(Selected extract begins)
Best Spices and Herbs for HealthPublished:November 28th, 2011
Spices and herbs do more than flavor the food. They let you reduce the content of less healthy ingredients such as salt, sugar and saturated fat. Some of the spices and herbs have disease fighting capacity. Studies have begun to link spices and herbs to prevention and healing of certain disorders such has Alzheimer’s disease, obesity related diseases, some types of cancers. While the studies have yet to show that spices and herbs “cure” the disease, there is strong evidence that some chronic conditions are well managed with certain types of spices and herbs. Here is a list of the 8 best spices and herbs to stock up in your pantry and use them regularly.
- Chile Peppers: Boost Metabolism – Chile peppers add heat to the dishes. Capsaicin found in these pepper gives it the kick and also boost metabolism. Capsaicin has proven to increase the basal metabolic rate (BMR) and stimulates chemicals that help with satiety. Capsaicin has been linked with lower ulcers. This may be due to the boosting the ability of stomach cells to resist infection by ulcer causing bacteria.
- Ginger: Soothes and upset stomach and helps fight arthritis – This herb has been used for years to soothe upset stomach. Studies have shown that fresh ginger and ginger extracts help reduce nausea caused by morning sickness, following surgery or after chemotherapy. Ginger is packed with gingerols, which may help in fighting some cancers and help alleviate pain from osteoarthritis.
- Cinnamon: Stabilizes blood sugars – Studies have shown that by taking a teaspoon of cinnamon daily have stabilized blood sugar levels in people with type 2 diabetes.
(Selected extract ends)
Exercise prompt ▸
Copy the passage of the spices and herbs article from "- Cinnamon: Stabilizes" up to and including "type 2 diabetes.".
(Provided data begins)
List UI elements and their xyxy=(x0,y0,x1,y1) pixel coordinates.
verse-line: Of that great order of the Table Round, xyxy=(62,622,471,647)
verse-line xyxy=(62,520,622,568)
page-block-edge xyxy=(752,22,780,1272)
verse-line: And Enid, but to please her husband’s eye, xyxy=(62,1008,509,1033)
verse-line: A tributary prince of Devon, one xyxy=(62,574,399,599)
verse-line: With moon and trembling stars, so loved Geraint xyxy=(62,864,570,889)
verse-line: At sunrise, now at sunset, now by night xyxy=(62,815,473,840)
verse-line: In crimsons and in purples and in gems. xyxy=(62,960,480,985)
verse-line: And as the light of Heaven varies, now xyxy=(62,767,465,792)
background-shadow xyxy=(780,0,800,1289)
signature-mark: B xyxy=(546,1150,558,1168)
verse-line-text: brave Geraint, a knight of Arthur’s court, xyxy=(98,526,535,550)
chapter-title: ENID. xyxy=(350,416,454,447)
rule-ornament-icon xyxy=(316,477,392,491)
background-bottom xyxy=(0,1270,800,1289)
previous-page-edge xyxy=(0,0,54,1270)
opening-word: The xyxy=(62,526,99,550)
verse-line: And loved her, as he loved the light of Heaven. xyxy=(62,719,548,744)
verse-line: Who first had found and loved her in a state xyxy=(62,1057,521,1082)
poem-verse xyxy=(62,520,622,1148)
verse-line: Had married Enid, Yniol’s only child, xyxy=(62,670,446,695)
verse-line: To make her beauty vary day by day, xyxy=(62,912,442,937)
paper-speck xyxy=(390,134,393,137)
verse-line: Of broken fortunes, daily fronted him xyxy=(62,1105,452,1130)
(Provided data ends)
Output ▸
- Cinnamon: Stabilizes blood sugars – Studies have shown that by taking a teaspoon of cinnamon daily have stabilized blood sugar levels in people with type 2 diabetes.